Data supplied.
════

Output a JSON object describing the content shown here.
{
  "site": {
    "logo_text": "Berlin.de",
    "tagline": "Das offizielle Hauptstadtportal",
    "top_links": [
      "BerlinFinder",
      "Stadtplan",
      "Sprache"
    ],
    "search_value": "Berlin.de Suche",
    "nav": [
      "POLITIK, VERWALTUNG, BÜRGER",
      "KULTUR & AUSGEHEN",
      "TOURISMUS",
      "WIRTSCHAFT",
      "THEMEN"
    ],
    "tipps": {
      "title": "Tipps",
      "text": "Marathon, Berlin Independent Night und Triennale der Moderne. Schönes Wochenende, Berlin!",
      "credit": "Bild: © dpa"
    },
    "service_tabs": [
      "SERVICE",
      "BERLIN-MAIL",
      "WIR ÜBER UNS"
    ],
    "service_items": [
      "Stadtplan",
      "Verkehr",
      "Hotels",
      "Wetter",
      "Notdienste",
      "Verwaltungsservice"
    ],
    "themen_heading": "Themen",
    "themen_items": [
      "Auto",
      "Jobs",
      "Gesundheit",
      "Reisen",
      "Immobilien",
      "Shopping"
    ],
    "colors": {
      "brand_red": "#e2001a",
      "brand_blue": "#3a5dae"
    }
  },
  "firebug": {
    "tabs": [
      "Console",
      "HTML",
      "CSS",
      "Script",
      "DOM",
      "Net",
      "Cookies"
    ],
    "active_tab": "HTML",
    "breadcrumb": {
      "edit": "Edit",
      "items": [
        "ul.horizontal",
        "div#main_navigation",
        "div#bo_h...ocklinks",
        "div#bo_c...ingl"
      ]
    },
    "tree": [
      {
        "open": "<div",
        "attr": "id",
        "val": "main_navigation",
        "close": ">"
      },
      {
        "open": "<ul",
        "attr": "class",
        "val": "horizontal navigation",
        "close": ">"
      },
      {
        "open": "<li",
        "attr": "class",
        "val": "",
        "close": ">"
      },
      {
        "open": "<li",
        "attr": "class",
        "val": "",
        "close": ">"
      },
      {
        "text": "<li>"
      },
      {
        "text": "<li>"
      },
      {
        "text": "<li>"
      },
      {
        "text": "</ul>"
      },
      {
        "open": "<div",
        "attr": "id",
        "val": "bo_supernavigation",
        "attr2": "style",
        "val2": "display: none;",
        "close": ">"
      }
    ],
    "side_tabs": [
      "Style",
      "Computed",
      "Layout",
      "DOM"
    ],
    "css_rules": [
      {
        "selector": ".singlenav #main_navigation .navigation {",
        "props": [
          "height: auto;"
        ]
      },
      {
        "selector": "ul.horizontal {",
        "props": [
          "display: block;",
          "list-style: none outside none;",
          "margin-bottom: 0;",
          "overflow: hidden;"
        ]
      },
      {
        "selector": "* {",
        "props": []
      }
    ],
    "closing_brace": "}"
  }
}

════

Required task. Write out every entry again, keeping each line exactly the same.

Task solution.
Output a JSON object describing the content shown here.
{
  "site": {
    "logo_text": "Berlin.de",
    "tagline": "Das offizielle Hauptstadtportal",
    "top_links": [
      "BerlinFinder",
      "Stadtplan",
      "Sprache"
    ],
    "search_value": "Berlin.de Suche",
    "nav": [
      "POLITIK, VERWALTUNG, BÜRGER",
      "KULTUR & AUSGEHEN",
      "TOURISMUS",
      "WIRTSCHAFT",
      "THEMEN"
    ],
    "tipps": {
      "title": "Tipps",
      "text": "Marathon, Berlin Independent Night und Triennale der Moderne. Schönes Wochenende, Berlin!",
      "credit": "Bild: © dpa"
    },
    "service_tabs": [
      "SERVICE",
      "BERLIN-MAIL",
      "WIR ÜBER UNS"
    ],
    "service_items": [
      "Stadtplan",
      "Verkehr",
      "Hotels",
      "Wetter",
      "Notdienste",
      "Verwaltungsservice"
    ],
    "themen_heading": "Themen",
    "themen_items": [
      "Auto",
      "Jobs",
      "Gesundheit",
      "Reisen",
      "Immobilien",
      "Shopping"
    ],
    "colors": {
      "brand_red": "#e2001a",
      "brand_blue": "#3a5dae"
    }
  },
  "firebug": {
    "tabs": [
      "Console",
      "HTML",
      "CSS",
      "Script",
      "DOM",
      "Net",
      "Cookies"
    ],
    "active_tab": "HTML",
    "breadcrumb": {
      "edit": "Edit",
      "items": [
        "ul.horizontal",
        "div#main_navigation",
        "div#bo_h...ocklinks",
        "div#bo_c...ingl"
      ]
    },
    "tree": [
      {
        "open": "<div",
        "attr": "id",
        "val": "main_navigation",
        "close": ">"
      },
      {
        "open": "<ul",
        "attr": "class",
        "val": "horizontal navigation",
        "close": ">"
      },
      {
        "open": "<li",
        "attr": "class",
        "val": "",
        "close": ">"
      },
      {
        "open": "<li",
        "attr": "class",
        "val": "",
        "close": ">"
      },
      {
        "text": "<li>"
      },
      {
        "text": "<li>"
      },
      {
        "text": "<li>"
      },
      {
        "text": "</ul>"
      },
      {
        "open": "<div",
        "attr": "id",
        "val": "bo_supernavigation",
        "attr2": "style",
        "val2": "display: none;",
        "close": ">"
      }
    ],
    "side_tabs": [
      "Style",
      "Computed",
      "Layout",
      "DOM"
    ],
    "css_rules": [
      {
        "selector": ".singlenav #main_navigation .navigation {",
        "props": [
          "height: auto;"
        ]
      },
      {
        "selector": "ul.horizontal {",
        "props": [
          "display: block;",
          "list-style: none outside none;",
          "margin-bottom: 0;",
          "overflow: hidden;"
        ]
      },
      {
        "selector": "* {",
        "props": []
      }
    ],
    "closing_brace": "}"
  }
}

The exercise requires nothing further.